## EXERCISE OBJECTIVE
Reproduce the listing below without changes, except that pictures are left out.

--- BEGIN PROVIDED RECORDS ---

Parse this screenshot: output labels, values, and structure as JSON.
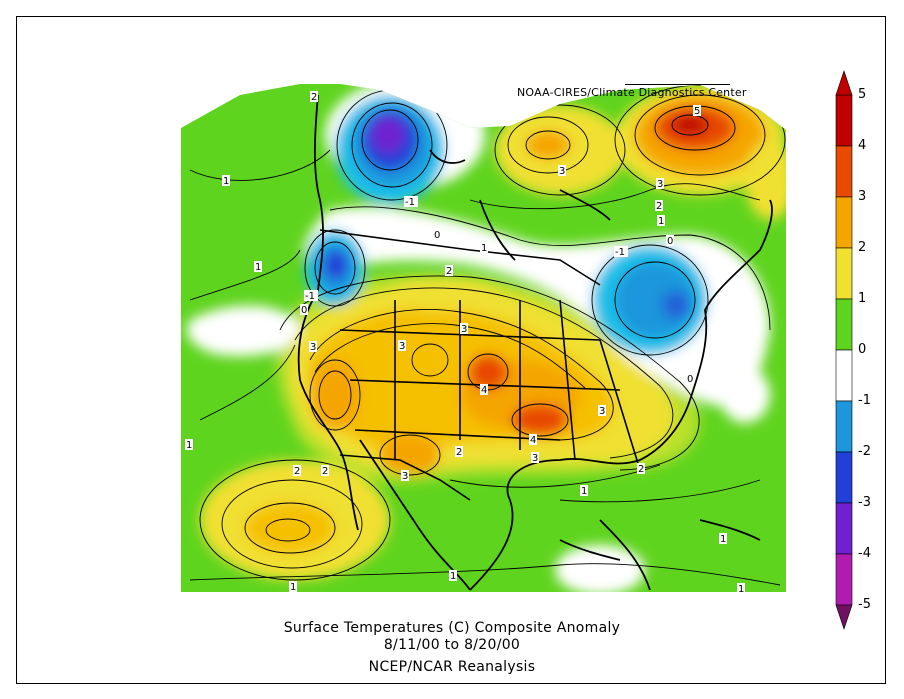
{
  "credit": "NOAA-CIRES/Climate Diagnostics Center",
  "caption": {
    "line1": "Surface Temperatures (C)   Composite Anomaly",
    "line2": "8/11/00  to 8/20/00",
    "line3": "NCEP/NCAR Reanalysis"
  },
  "colorbar": {
    "levels": [
      {
        "value": "5",
        "color": "#c00000"
      },
      {
        "value": "4",
        "color": "#e84a00"
      },
      {
        "value": "3",
        "color": "#f5a500"
      },
      {
        "value": "2",
        "color": "#f0e030"
      },
      {
        "value": "1",
        "color": "#5fd41e"
      },
      {
        "value": "0",
        "color": "#ffffff"
      },
      {
        "value": "-1",
        "color": "#1e96dc"
      },
      {
        "value": "-2",
        "color": "#2040d8"
      },
      {
        "value": "-3",
        "color": "#7020d0"
      },
      {
        "value": "-4",
        "color": "#b01cb0"
      },
      {
        "value": "-5",
        "color": "#701060"
      }
    ]
  },
  "contour_labels": [
    "2",
    "1",
    "1",
    "-1",
    "0",
    "1",
    "2",
    "-1",
    "0",
    "3",
    "3",
    "3",
    "4",
    "4",
    "3",
    "3",
    "2",
    "2",
    "2",
    "3",
    "1",
    "1",
    "1",
    "1",
    "1",
    "1",
    "3",
    "5",
    "3",
    "2",
    "1",
    "0",
    "-1",
    "0",
    "2"
  ]
}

--- END PROVIDED RECORDS ---

## SOLVED PROBLEM
Parse this screenshot: output labels, values, and structure as JSON.
{
  "credit": "NOAA-CIRES/Climate Diagnostics Center",
  "caption": {
    "line1": "Surface Temperatures (C)   Composite Anomaly",
    "line2": "8/11/00  to 8/20/00",
    "line3": "NCEP/NCAR Reanalysis"
  },
  "colorbar": {
    "levels": [
      {
        "value": "5",
        "color": "#c00000"
      },
      {
        "value": "4",
        "color": "#e84a00"
      },
      {
        "value": "3",
        "color": "#f5a500"
      },
      {
        "value": "2",
        "color": "#f0e030"
      },
      {
        "value": "1",
        "color": "#5fd41e"
      },
      {
        "value": "0",
        "color": "#ffffff"
      },
      {
        "value": "-1",
        "color": "#1e96dc"
      },
      {
        "value": "-2",
        "color": "#2040d8"
      },
      {
        "value": "-3",
        "color": "#7020d0"
      },
      {
        "value": "-4",
        "color": "#b01cb0"
      },
      {
        "value": "-5",
        "color": "#701060"
      }
    ]
  },
  "contour_labels": [
    "2",
    "1",
    "1",
    "-1",
    "0",
    "1",
    "2",
    "-1",
    "0",
    "3",
    "3",
    "3",
    "4",
    "4",
    "3",
    "3",
    "2",
    "2",
    "2",
    "3",
    "1",
    "1",
    "1",
    "1",
    "1",
    "1",
    "3",
    "5",
    "3",
    "2",
    "1",
    "0",
    "-1",
    "0",
    "2"
  ]
}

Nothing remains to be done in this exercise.